== EXTRACTED TEXT ==
Anyone unwilling to live with tension is unworthy of life.
Thanks to both for further thought... T.
Not so much unworthy of marriage, as incapable of it.
Yes, Robert... that was my thought. Something best not attempted without a store of charity and a forgiving heart.
Marriages do end, of course, sometimes when one partner cannot possibly tolerate what the other one believes to be of no major consequence to their spouse.
It is not wrong for those marriages to end.
True, Erika. Note that this maxim was really about the Anglican Covenant...
Tension is like stress, to much for to long breaks things while trying to entirely avoid it destroys one's health.
Tobias,
I know. And if some Provinces genuinely cannot cope with what others do, although it doesn't affect them at all, then the Anglican marriage has to end, whether it does so by means of objecting Provinces leaving or innocent spouses being kicked out.
It would be a sad outcome but it could also be a liberating one.
There's a wonderful line in an old Paul Simon song that goes "So goodbye, goodbye. I'm gonna leave you now, and here's the reason why: I like to sleep with the window open, and you keep the window closed, so goodbye, goodbye, goodbye."
Thanks, Peter. I'll add that to my marriage counseling kit!
Comments on marriage frequently remind me of this Ogden Nash poem. In graduate school, we performed this set to Anglican chant.
“We Don't Need to Leave Yet, Do We? Or, Yes We Do"
One kind of person when catching a train always wants to allow an hour to cover the ten-block trip to the terminus,
And the other kind looks at them as if they were verminous,
And the second kind says that five minutes is plenty and will even leave one minute over for buying the tickets,
And the first kind looks at them as if they had cerebral rickets.

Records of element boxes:
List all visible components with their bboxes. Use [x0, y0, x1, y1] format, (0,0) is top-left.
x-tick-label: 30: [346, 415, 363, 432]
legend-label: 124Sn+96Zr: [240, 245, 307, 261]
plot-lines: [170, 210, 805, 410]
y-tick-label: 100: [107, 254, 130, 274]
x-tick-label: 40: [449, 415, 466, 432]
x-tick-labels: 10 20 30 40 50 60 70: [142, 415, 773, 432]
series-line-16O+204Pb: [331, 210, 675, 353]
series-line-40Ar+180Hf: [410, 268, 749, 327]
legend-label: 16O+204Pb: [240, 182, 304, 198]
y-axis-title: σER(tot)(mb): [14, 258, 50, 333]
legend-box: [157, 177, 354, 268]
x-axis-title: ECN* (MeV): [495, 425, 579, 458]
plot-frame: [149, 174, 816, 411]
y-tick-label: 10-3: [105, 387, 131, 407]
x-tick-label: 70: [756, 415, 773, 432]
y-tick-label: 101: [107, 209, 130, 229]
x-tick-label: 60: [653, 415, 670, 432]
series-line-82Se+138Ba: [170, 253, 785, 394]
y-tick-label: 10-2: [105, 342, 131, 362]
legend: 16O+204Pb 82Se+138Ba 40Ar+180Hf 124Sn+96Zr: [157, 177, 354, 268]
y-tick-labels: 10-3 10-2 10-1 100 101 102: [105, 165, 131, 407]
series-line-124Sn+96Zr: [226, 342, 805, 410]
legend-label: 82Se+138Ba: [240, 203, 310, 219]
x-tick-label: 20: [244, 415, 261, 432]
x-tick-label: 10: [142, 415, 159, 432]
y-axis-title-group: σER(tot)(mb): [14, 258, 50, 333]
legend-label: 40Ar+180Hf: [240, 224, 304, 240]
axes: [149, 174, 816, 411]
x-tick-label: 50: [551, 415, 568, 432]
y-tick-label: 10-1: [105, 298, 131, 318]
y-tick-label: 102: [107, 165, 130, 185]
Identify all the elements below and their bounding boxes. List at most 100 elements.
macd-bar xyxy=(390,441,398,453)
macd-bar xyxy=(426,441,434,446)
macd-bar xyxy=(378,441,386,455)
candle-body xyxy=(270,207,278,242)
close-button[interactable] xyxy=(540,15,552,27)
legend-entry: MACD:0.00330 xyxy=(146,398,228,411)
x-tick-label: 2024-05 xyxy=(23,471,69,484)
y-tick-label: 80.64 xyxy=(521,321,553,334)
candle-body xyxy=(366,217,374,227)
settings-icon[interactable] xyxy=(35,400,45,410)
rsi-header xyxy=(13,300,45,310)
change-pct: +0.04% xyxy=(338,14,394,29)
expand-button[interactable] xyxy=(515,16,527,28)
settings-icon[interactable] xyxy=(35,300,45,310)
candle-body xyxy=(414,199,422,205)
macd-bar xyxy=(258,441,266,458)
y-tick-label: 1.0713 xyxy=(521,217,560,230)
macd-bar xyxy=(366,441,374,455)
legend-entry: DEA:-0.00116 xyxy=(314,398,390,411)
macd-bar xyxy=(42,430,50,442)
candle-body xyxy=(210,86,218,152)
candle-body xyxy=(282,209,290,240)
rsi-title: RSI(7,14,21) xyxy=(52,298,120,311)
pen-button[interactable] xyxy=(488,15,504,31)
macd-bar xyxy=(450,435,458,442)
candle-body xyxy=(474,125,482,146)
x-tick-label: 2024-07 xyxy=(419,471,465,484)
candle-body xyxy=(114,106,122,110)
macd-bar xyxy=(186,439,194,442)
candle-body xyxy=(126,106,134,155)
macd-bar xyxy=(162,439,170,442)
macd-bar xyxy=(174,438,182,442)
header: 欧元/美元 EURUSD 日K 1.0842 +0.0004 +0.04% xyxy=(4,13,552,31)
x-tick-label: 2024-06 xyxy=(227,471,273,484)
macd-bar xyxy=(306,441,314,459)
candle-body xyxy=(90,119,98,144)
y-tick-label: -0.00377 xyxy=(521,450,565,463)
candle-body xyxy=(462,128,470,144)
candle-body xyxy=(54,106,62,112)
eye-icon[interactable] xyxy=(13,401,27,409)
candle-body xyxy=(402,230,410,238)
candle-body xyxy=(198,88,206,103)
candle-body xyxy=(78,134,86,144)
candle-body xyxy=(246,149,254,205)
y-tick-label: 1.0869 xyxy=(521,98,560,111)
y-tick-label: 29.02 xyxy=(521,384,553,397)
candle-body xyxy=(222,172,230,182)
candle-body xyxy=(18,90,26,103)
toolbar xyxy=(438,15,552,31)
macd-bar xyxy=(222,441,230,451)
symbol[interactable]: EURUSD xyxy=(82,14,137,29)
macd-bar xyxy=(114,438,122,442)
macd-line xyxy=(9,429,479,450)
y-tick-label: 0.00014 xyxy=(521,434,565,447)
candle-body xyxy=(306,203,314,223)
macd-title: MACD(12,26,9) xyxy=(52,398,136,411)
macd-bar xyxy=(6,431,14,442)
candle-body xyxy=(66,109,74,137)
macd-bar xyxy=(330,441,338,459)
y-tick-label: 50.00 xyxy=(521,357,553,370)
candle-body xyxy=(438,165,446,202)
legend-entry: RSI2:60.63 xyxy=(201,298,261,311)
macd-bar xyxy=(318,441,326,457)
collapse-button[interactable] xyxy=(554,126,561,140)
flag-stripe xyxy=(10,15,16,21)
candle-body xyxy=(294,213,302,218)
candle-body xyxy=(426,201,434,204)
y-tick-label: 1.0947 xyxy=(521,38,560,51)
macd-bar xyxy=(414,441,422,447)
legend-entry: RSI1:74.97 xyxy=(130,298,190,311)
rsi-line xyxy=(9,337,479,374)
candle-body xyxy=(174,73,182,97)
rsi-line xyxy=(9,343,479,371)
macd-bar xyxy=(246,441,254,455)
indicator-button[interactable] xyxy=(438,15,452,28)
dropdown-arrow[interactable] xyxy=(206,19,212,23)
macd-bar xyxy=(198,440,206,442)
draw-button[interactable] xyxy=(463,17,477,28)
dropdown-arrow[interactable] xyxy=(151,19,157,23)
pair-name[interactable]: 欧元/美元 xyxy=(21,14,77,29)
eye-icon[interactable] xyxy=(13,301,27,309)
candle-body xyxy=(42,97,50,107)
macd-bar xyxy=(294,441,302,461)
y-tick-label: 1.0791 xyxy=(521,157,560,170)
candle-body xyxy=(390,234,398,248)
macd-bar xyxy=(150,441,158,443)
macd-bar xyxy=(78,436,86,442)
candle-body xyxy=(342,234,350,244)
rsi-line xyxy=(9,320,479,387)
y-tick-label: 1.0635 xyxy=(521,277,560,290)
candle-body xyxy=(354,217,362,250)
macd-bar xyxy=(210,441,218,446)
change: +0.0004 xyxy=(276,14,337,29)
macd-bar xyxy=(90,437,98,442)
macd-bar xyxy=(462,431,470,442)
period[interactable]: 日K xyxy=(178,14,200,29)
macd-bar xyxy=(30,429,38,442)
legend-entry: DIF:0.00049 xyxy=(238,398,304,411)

== WORK INSTRUCTIONS ==
1. In the comment thread on marriage and tension, what does one commenter say the maxim was really about?
2. Write what comes next in the comment thread on marriage and tension, picking up after its final line.

== RESULTS ==
1. The Anglican Covenant.

2.
One kind when theater-bound sups lightly at six and hastens off to the play,
And indeed I know one such person who is so such that it frequently arrives in time for the last act of the matinee,
And the other kind sits down at eight to a meal that is positively sumptuous,
Observing cynically that an eight-thirty curtain never rises till eight-forty, an observation which is less cynical than bumptious.
And what the first kind, sitting uncomfortably in the waiting room while the train is made up in the yards, can never understand,
Is the injustice of the second kind's reaching their scat just as the train moves out, just as they had planned,
And what the second kind cannot understand as they stumble over the first kind's heel just as the footlights flash on at last
Is that the first kind doesn't feel the least bit foolish at having entered the theater before the cast.
Oh, the first kind always wants to start now and the second kind always wants to tarry,
Which wouldn't make any difference, except that each other is what they always marry.”
― Ogden Nash
Excellent, Paul. Nash is an underestimated treasure.